## Begin Data provided

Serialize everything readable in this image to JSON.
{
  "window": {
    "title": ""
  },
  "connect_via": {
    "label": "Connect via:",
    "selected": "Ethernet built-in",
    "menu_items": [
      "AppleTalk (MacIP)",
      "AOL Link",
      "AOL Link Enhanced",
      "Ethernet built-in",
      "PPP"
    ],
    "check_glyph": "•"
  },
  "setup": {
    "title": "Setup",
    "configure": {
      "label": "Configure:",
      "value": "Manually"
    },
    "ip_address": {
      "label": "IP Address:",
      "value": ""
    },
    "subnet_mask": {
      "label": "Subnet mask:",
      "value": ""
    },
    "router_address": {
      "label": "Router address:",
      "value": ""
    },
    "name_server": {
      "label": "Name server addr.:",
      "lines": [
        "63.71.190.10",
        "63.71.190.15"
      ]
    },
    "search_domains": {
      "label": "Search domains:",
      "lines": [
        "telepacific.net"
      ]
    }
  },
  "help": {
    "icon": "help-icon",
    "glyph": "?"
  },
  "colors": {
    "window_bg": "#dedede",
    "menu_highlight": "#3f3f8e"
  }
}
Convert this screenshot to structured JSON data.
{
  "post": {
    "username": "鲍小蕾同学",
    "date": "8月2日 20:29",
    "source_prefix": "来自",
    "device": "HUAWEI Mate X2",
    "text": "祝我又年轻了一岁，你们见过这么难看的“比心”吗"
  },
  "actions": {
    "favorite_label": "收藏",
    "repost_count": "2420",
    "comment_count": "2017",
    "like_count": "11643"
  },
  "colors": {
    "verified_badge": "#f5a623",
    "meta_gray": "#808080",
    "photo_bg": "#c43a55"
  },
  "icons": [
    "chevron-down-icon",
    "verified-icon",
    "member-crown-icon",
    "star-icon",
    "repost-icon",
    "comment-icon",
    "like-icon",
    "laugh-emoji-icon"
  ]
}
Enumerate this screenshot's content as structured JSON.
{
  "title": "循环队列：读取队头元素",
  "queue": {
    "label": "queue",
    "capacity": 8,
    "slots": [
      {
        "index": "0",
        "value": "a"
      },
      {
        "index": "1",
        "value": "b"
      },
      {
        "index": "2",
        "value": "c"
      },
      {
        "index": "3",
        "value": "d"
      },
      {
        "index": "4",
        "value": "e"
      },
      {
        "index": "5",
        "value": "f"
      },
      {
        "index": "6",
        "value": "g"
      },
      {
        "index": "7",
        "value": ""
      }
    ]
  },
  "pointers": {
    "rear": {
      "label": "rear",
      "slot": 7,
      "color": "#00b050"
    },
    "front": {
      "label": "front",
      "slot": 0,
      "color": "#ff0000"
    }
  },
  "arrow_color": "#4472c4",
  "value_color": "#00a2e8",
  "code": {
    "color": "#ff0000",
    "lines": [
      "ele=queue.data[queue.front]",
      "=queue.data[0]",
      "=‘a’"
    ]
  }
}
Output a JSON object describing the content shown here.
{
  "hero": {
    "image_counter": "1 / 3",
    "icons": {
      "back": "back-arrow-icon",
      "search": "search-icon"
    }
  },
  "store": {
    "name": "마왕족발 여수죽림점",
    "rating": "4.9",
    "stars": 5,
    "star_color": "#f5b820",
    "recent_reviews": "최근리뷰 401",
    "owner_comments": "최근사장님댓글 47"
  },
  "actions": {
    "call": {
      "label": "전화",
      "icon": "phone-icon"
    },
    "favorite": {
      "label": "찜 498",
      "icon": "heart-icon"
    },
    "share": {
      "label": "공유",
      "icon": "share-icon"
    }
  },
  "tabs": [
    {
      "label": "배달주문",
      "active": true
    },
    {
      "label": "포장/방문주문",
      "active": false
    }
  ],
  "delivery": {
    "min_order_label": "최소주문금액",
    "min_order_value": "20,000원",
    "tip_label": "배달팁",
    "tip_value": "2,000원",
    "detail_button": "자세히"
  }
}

## End Data provided

- _Exercise directions_: Extract the full listing above without alteration.

- _The output_:
Serialize everything readable in this image to JSON.
{
  "window": {
    "title": ""
  },
  "connect_via": {
    "label": "Connect via:",
    "selected": "Ethernet built-in",
    "menu_items": [
      "AppleTalk (MacIP)",
      "AOL Link",
      "AOL Link Enhanced",
      "Ethernet built-in",
      "PPP"
    ],
    "check_glyph": "•"
  },
  "setup": {
    "title": "Setup",
    "configure": {
      "label": "Configure:",
      "value": "Manually"
    },
    "ip_address": {
      "label": "IP Address:",
      "value": ""
    },
    "subnet_mask": {
      "label": "Subnet mask:",
      "value": ""
    },
    "router_address": {
      "label": "Router address:",
      "value": ""
    },
    "name_server": {
      "label": "Name server addr.:",
      "lines": [
        "63.71.190.10",
        "63.71.190.15"
      ]
    },
    "search_domains": {
      "label": "Search domains:",
      "lines": [
        "telepacific.net"
      ]
    }
  },
  "help": {
    "icon": "help-icon",
    "glyph": "?"
  },
  "colors": {
    "window_bg": "#dedede",
    "menu_highlight": "#3f3f8e"
  }
}
Convert this screenshot to structured JSON data.
{
  "post": {
    "username": "鲍小蕾同学",
    "date": "8月2日 20:29",
    "source_prefix": "来自",
    "device": "HUAWEI Mate X2",
    "text": "祝我又年轻了一岁，你们见过这么难看的“比心”吗"
  },
  "actions": {
    "favorite_label": "收藏",
    "repost_count": "2420",
    "comment_count": "2017",
    "like_count": "11643"
  },
  "colors": {
    "verified_badge": "#f5a623",
    "meta_gray": "#808080",
    "photo_bg": "#c43a55"
  },
  "icons": [
    "chevron-down-icon",
    "verified-icon",
    "member-crown-icon",
    "star-icon",
    "repost-icon",
    "comment-icon",
    "like-icon",
    "laugh-emoji-icon"
  ]
}
Enumerate this screenshot's content as structured JSON.
{
  "title": "循环队列：读取队头元素",
  "queue": {
    "label": "queue",
    "capacity": 8,
    "slots": [
      {
        "index": "0",
        "value": "a"
      },
      {
        "index": "1",
        "value": "b"
      },
      {
        "index": "2",
        "value": "c"
      },
      {
        "index": "3",
        "value": "d"
      },
      {
        "index": "4",
        "value": "e"
      },
      {
        "index": "5",
        "value": "f"
      },
      {
        "index": "6",
        "value": "g"
      },
      {
        "index": "7",
        "value": ""
      }
    ]
  },
  "pointers": {
    "rear": {
      "label": "rear",
      "slot": 7,
      "color": "#00b050"
    },
    "front": {
      "label": "front",
      "slot": 0,
      "color": "#ff0000"
    }
  },
  "arrow_color": "#4472c4",
  "value_color": "#00a2e8",
  "code": {
    "color": "#ff0000",
    "lines": [
      "ele=queue.data[queue.front]",
      "=queue.data[0]",
      "=‘a’"
    ]
  }
}
Output a JSON object describing the content shown here.
{
  "hero": {
    "image_counter": "1 / 3",
    "icons": {
      "back": "back-arrow-icon",
      "search": "search-icon"
    }
  },
  "store": {
    "name": "마왕족발 여수죽림점",
    "rating": "4.9",
    "stars": 5,
    "star_color": "#f5b820",
    "recent_reviews": "최근리뷰 401",
    "owner_comments": "최근사장님댓글 47"
  },
  "actions": {
    "call": {
      "label": "전화",
      "icon": "phone-icon"
    },
    "favorite": {
      "label": "찜 498",
      "icon": "heart-icon"
    },
    "share": {
      "label": "공유",
      "icon": "share-icon"
    }
  },
  "tabs": [
    {
      "label": "배달주문",
      "active": true
    },
    {
      "label": "포장/방문주문",
      "active": false
    }
  ],
  "delivery": {
    "min_order_label": "최소주문금액",
    "min_order_value": "20,000원",
    "tip_label": "배달팁",
    "tip_value": "2,000원",
    "detail_button": "자세히"
  }
}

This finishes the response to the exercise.